[TEXT BLOCK]

What text analysis software is available for Stata?

Posted on July 14, 2015 by Kenneth Benoit

A lot of text analysis packages exist for R, such as quanteda, tm, qdap, and korPus. But these are only useful if you are proficient in R programming. What about users of alternative statistical packages, such as Stata?

Turns out that recent versions of Stata have made huge strides in this area. As of Stata version 13, Stata introduced a new data type of “long string”strL – that can be of virtually unlimited length. Combined with a variety of string handling tools (such as tokenize) Stata has many built-in functions and tools for manipulating text. As of version 14, Stata (finally!) supports Unicode text.

Recently there are two promising new developments on the Stata text analysis front.

The best-of-breed consumer text analysis package, WordStat/QDAMiner, now works with Stata. See the announcement from the Provalis page. Previously, I recommended (and have taught with) this package to anyone with text analysis needs but who is not comfortable programming. Now, it could be worth looking at again for programmers too. QDAMiner is fantastic if you have qualitative text analysis needs (like general annotation or applying content analysis codes to text) and also works superbly with dictionary-based applications.

[/TEXT BLOCK]

> **ASSIGNMENT 1**
Name every R package for text analysis that the blog post on Stata text analysis mentions.
> **ASSIGNMENT 2**
Retype the passage of the blog post on Stata text analysis between "Recently there are" and "with dictionary-based applications.", inclusive.
> **ASSIGNMENT 3**
Pick up the blog post on Stata text analysis software after its final sentence and keep writing.

[DATA TO EXAMINE]

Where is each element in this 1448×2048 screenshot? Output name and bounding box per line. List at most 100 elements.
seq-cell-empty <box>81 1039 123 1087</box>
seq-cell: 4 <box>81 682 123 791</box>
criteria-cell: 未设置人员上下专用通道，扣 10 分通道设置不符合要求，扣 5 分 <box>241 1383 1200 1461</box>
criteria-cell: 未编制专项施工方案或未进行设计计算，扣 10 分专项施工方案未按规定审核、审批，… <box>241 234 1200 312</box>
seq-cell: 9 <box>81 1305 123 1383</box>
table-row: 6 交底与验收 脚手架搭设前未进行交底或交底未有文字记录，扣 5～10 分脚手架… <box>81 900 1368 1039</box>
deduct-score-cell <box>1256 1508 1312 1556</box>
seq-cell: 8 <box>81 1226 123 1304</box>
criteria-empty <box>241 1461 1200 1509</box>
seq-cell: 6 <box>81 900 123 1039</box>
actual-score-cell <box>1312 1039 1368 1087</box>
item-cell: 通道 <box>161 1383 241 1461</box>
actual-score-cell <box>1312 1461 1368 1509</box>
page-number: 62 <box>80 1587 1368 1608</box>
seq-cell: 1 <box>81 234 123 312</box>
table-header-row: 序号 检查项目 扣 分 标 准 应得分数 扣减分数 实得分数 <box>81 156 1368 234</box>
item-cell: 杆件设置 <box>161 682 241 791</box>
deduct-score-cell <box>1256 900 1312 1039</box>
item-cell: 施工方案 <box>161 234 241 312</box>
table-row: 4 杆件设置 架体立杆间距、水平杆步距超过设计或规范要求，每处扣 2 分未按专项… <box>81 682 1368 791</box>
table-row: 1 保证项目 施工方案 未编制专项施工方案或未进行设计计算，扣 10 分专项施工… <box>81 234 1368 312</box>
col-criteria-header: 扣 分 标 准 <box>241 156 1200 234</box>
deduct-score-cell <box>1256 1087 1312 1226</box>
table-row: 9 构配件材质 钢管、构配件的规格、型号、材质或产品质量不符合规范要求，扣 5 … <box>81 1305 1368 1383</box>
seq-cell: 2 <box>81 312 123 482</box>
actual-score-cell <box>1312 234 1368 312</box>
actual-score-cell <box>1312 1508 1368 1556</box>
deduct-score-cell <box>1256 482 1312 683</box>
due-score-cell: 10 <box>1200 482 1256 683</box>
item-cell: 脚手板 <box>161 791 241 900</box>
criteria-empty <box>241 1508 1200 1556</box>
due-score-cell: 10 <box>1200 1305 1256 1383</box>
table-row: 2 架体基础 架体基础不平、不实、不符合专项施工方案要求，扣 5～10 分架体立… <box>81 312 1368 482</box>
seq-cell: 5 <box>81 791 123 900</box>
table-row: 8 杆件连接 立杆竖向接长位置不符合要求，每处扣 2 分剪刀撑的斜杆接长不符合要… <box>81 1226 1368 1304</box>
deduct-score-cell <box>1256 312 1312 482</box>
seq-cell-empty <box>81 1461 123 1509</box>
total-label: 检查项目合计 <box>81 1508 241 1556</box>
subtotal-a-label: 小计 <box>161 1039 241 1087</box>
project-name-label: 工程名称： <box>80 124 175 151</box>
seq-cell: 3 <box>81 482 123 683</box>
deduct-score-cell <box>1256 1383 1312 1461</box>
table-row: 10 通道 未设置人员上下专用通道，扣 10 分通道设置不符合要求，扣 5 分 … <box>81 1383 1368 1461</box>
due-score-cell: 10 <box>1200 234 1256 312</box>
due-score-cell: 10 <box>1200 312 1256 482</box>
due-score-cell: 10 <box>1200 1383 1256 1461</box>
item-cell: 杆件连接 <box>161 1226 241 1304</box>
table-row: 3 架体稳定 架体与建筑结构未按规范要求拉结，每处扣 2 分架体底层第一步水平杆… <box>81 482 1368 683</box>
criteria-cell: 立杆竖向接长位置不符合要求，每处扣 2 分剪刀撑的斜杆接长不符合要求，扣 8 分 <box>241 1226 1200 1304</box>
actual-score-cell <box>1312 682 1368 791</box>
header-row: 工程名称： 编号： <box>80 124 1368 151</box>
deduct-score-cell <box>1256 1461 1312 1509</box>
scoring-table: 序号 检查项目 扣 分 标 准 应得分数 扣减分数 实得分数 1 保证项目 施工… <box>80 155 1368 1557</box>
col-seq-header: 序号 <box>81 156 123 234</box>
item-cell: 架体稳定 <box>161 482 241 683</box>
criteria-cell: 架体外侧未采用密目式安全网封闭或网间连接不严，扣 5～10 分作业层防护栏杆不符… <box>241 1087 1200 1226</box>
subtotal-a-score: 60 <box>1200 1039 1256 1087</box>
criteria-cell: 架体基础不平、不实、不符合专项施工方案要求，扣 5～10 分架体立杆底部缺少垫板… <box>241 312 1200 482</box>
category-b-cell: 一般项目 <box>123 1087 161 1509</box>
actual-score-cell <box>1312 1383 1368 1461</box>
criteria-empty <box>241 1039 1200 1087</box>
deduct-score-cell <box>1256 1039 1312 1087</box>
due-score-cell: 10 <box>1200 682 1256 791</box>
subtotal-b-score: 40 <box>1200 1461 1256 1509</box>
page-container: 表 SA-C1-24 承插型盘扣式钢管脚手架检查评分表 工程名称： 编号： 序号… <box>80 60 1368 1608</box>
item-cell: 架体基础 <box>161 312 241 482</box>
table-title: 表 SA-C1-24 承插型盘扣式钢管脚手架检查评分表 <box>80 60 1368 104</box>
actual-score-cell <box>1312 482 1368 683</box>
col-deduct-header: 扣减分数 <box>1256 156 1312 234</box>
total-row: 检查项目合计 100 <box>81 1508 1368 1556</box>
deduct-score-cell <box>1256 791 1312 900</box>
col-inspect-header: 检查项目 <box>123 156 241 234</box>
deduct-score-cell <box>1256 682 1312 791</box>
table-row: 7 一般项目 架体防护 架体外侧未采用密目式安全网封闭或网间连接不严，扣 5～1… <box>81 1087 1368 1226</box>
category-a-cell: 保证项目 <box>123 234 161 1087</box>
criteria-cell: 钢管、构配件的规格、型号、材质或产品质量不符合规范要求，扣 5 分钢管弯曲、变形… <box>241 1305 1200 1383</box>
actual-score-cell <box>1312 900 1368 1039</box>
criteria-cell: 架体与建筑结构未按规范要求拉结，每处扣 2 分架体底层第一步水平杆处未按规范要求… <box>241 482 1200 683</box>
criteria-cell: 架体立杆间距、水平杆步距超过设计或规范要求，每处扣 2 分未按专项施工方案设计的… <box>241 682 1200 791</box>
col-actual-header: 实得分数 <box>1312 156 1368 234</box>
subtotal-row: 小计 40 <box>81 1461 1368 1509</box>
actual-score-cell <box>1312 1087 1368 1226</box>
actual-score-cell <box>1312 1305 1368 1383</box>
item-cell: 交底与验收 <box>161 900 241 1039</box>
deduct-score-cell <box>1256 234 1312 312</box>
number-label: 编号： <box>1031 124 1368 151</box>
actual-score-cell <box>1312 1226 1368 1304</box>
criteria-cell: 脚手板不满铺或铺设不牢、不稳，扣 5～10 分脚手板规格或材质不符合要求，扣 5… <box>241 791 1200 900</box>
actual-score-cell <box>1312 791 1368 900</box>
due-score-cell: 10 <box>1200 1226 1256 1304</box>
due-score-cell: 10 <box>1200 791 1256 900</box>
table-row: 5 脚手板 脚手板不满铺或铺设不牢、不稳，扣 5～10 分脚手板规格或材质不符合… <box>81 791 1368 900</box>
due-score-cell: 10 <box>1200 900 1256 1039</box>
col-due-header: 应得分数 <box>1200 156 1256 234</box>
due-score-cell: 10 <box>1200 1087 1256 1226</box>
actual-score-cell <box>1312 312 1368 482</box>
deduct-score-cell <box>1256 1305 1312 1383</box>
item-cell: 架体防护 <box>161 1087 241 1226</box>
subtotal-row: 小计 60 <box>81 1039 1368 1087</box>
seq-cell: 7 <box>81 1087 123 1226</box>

[/DATA TO EXAMINE]

> **YOUR RESPONSE 1**
quanteda, tm, qdap, korPus

> **YOUR RESPONSE 2**
Recently there are two promising new developments on the Stata text analysis front.

The best-of-breed consumer text analysis package, WordStat/QDAMiner, now works with Stata. See the announcement from the Provalis page. Previously, I recommended (and have taught with) this package to anyone with text analysis needs but who is not comfortable programming. Now, it could be worth looking at again for programmers too. QDAMiner is fantastic if you have qualitative text analysis needs (like general annotation or applying content analysis codes to text) and also works superbly with dictionary-based applications.

> **YOUR RESPONSE 3**
There is a relatively new text analysis package for Stata called txttool, see the article here. I have not tried it in action, but the article makes it sound quite good for basic stuff. This can be installed easily using

. net install txttool

from Stata.

If I ever get around to it, I will fix up the creaky my own ancient Stata package “Wordscores” originally written for Stata 7.0. Miraculously, it still works, but of course quanteda is better, approximately like comparing a spaceship to a bicycle.